> **JOB 1**:
According to the article on the OECD review of Swiss development assistance, how often are the peer reviews of DAC member countries conducted?

##### TEXT SEGMENT #####

March 2014 / Jane Carter, Gender and Social Equity Coordinator, HELVETAS Swiss Intercooperation
As readers following trends in Swiss development cooperation will no doubt be aware, February 2014 saw the publication of the latest OECD (Organisation for Economic Cooperation and Development) peer review of Switzerland’s performance as a provider of ODA (official development assistance) (1). These peer reviews of each DAC (Development Assistance Committee) member country are conducted roughly every four years, and are considered to be “robust, independent evaluations providing information about what works, what does not, and why”. They are of course based on OECD priorities such as the comprehensiveness of development efforts; strategic orientation; delivery modalities; results-based management, transparency and accountability (2). Media releases by OECD and SDC (3) stressed the many positive findings of the review, including the Swiss federal commitment to steadily increase development spending to 0.5% of GNI. Nevertheless, Alliance Sud, on behalf of Swiss development NGOs, pointed out that not all is rosy - particularly highlighting the way in which Swiss foreign interests and policy can be in contradiction to the interests of developing countries (4). For example, in the commodities sector, there are concerns about human rights violations linked to a company domiciled in Switzerland that has interests in mining in DRC, oil extraction in Nigeria, and has been connected to tax evasion in Zambia (5). This brief article focuses on how Switzerland’s development assistance is rated in its avowed intention to reduce poverty – comparing this with two other, in some ways similar, European countries that have also been recently reviewed by the OECD: Sweden and Norway.

##### DATA FOR THIS EXERCISE #####

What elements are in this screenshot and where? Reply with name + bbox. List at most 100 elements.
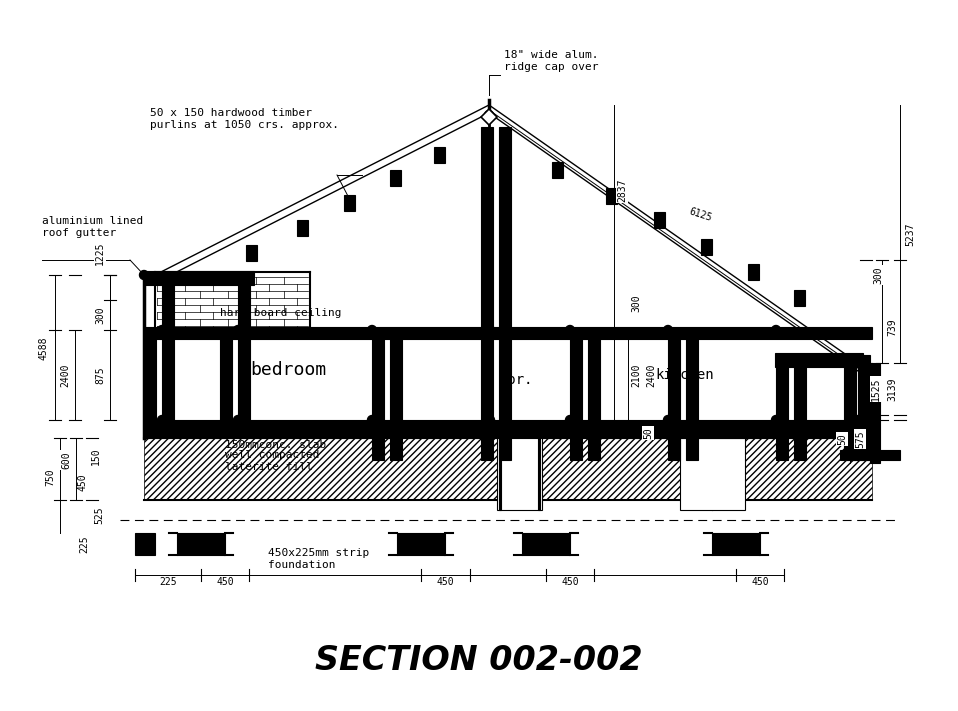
Text: 1225: 1225 [95,241,105,264]
Bar [776,355,788,460]
Text: SECTION 002-002: SECTION 002-002 [315,643,643,676]
Text: 1525: 1525 [871,378,881,401]
Text: 2400: 2400 [60,363,70,387]
Bar [397,533,445,555]
Circle shape [486,415,494,424]
Bar [680,438,745,510]
Circle shape [368,415,376,424]
Text: 450: 450 [78,474,88,491]
Bar [870,363,880,463]
Circle shape [771,326,781,334]
Text: 750: 750 [45,468,55,486]
Circle shape [485,110,493,119]
Text: 450: 450 [436,577,454,587]
Circle shape [157,415,167,424]
Bar [344,195,355,211]
Text: 575: 575 [855,430,865,448]
Bar [144,327,872,339]
Text: 18" wide alum.
ridge cap over: 18" wide alum. ridge cap over [504,50,599,72]
Text: aluminium lined
roof gutter: aluminium lined roof gutter [42,216,144,238]
Text: 300: 300 [631,294,641,312]
Bar [748,264,759,280]
Circle shape [368,326,376,334]
Bar [794,355,806,460]
Bar [144,271,254,285]
Bar [552,162,563,178]
Circle shape [664,415,673,424]
Text: 450: 450 [561,577,579,587]
Bar [840,450,900,460]
Bar [701,239,712,255]
Circle shape [565,326,575,334]
Polygon shape [481,109,497,125]
Bar [144,330,156,420]
Bar [238,275,250,420]
Text: hard board ceiling: hard board ceiling [220,308,341,318]
Bar [686,330,698,460]
Bar [372,330,384,460]
Circle shape [565,415,575,424]
Bar [606,188,617,204]
Text: 2400: 2400 [646,363,656,387]
Text: 875: 875 [95,366,105,384]
Text: 600: 600 [61,451,71,469]
Circle shape [771,415,781,424]
Bar [390,170,401,186]
Bar [858,355,870,460]
Text: cor.: cor. [500,373,534,387]
Circle shape [854,358,862,368]
Circle shape [234,326,242,334]
Text: 50 x 150 hardwood timber
purlins at 1050 crs. approx.: 50 x 150 hardwood timber purlins at 1050… [150,108,339,130]
Text: 2837: 2837 [617,178,627,202]
Bar [297,220,308,236]
Bar [497,421,542,510]
Bar [654,212,665,228]
Bar [144,420,872,438]
Text: 739: 739 [887,319,897,336]
Bar [775,353,863,367]
Text: 6125: 6125 [687,207,713,223]
Text: 4588: 4588 [39,336,49,360]
Bar [390,330,402,460]
Text: well compacted
laterite fill: well compacted laterite fill [225,450,320,471]
Text: 50: 50 [837,433,847,445]
Bar [246,245,257,261]
Text: 450: 450 [751,577,769,587]
Bar [481,127,493,460]
Bar [712,533,760,555]
Text: 150: 150 [91,447,101,465]
Circle shape [486,326,494,334]
Circle shape [140,270,148,279]
Text: terr. finish on
150mmconc. slab: terr. finish on 150mmconc. slab [225,428,327,449]
Bar [588,330,600,460]
Circle shape [664,326,673,334]
Text: bedroom: bedroom [250,361,326,379]
Text: 5237: 5237 [905,223,915,246]
Text: 50: 50 [643,427,653,439]
Circle shape [854,415,862,424]
Text: 450x225mm strip
foundation: 450x225mm strip foundation [268,548,369,570]
Bar [844,355,856,460]
Text: 3139: 3139 [887,378,897,401]
Bar [177,533,225,555]
Circle shape [234,415,242,424]
Text: 225: 225 [79,535,89,553]
Circle shape [854,358,862,368]
Circle shape [157,326,167,334]
Text: 2100: 2100 [631,363,641,387]
Bar [522,533,570,555]
Bar [499,421,501,510]
Bar [499,127,511,460]
Text: 300: 300 [95,306,105,324]
Text: 300: 300 [873,266,883,284]
Bar [794,290,805,306]
Bar [220,330,232,420]
Bar [135,533,155,555]
Text: 225: 225 [159,577,177,587]
Bar [434,147,445,163]
Bar [538,421,540,510]
Bar [162,275,174,420]
Text: 450: 450 [217,577,234,587]
Bar [144,438,872,500]
Bar [668,330,680,460]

#####

> **JOB 2**:
Copy out the lines of the records from the one containing "Text: 1225: 1225 [95,241,105,264]" through the one containing "Circle shape [368,415,376,424]", both included, with nothing else.

> **CORRECT OUTPUT 1**:
Roughly every four years.

> **CORRECT OUTPUT 2**:
Text: 1225: 1225 [95,241,105,264]
Bar [776,355,788,460]
Text: SECTION 002-002: SECTION 002-002 [315,643,643,676]
Text: 1525: 1525 [871,378,881,401]
Text: 2400: 2400 [60,363,70,387]
Bar [397,533,445,555]
Circle shape [486,415,494,424]
Bar [680,438,745,510]
Circle shape [368,415,376,424]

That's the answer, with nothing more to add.